Structured figure records>
■ ■ ■ ■ ■ ■ ■

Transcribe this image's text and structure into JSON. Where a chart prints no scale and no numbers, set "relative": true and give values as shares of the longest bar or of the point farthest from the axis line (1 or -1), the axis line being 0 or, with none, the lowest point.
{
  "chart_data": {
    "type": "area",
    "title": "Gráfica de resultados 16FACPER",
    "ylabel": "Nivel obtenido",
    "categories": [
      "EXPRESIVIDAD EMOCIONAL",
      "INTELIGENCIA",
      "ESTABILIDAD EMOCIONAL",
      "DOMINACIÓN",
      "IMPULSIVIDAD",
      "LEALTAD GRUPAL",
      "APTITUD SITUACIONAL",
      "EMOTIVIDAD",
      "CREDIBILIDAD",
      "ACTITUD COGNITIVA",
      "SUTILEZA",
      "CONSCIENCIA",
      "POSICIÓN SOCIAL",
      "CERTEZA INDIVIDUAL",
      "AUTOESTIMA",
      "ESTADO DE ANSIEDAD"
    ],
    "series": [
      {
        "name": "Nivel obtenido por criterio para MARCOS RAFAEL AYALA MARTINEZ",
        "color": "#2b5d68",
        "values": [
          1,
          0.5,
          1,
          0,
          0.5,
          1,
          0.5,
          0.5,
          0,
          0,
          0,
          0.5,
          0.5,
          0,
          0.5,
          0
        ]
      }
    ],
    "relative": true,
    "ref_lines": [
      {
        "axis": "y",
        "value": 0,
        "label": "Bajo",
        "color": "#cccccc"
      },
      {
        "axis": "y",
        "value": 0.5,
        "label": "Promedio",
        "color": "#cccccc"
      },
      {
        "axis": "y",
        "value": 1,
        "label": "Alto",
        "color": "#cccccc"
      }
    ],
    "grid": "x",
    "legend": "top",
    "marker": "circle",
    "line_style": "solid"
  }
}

■ ■ ■ ■ ■ ■ ■

DIRECTIONS> Each line of the material should be echoed exactly.

RIGHT ANSWER>
Transcribe this image's text and structure into JSON. Where a chart prints no scale and no numbers, set "relative": true and give values as shares of the longest bar or of the point farthest from the axis line (1 or -1), the axis line being 0 or, with none, the lowest point.
{
  "chart_data": {
    "type": "area",
    "title": "Gráfica de resultados 16FACPER",
    "ylabel": "Nivel obtenido",
    "categories": [
      "EXPRESIVIDAD EMOCIONAL",
      "INTELIGENCIA",
      "ESTABILIDAD EMOCIONAL",
      "DOMINACIÓN",
      "IMPULSIVIDAD",
      "LEALTAD GRUPAL",
      "APTITUD SITUACIONAL",
      "EMOTIVIDAD",
      "CREDIBILIDAD",
      "ACTITUD COGNITIVA",
      "SUTILEZA",
      "CONSCIENCIA",
      "POSICIÓN SOCIAL",
      "CERTEZA INDIVIDUAL",
      "AUTOESTIMA",
      "ESTADO DE ANSIEDAD"
    ],
    "series": [
      {
        "name": "Nivel obtenido por criterio para MARCOS RAFAEL AYALA MARTINEZ",
        "color": "#2b5d68",
        "values": [
          1,
          0.5,
          1,
          0,
          0.5,
          1,
          0.5,
          0.5,
          0,
          0,
          0,
          0.5,
          0.5,
          0,
          0.5,
          0
        ]
      }
    ],
    "relative": true,
    "ref_lines": [
      {
        "axis": "y",
        "value": 0,
        "label": "Bajo",
        "color": "#cccccc"
      },
      {
        "axis": "y",
        "value": 0.5,
        "label": "Promedio",
        "color": "#cccccc"
      },
      {
        "axis": "y",
        "value": 1,
        "label": "Alto",
        "color": "#cccccc"
      }
    ],
    "grid": "x",
    "legend": "top",
    "marker": "circle",
    "line_style": "solid"
  }
}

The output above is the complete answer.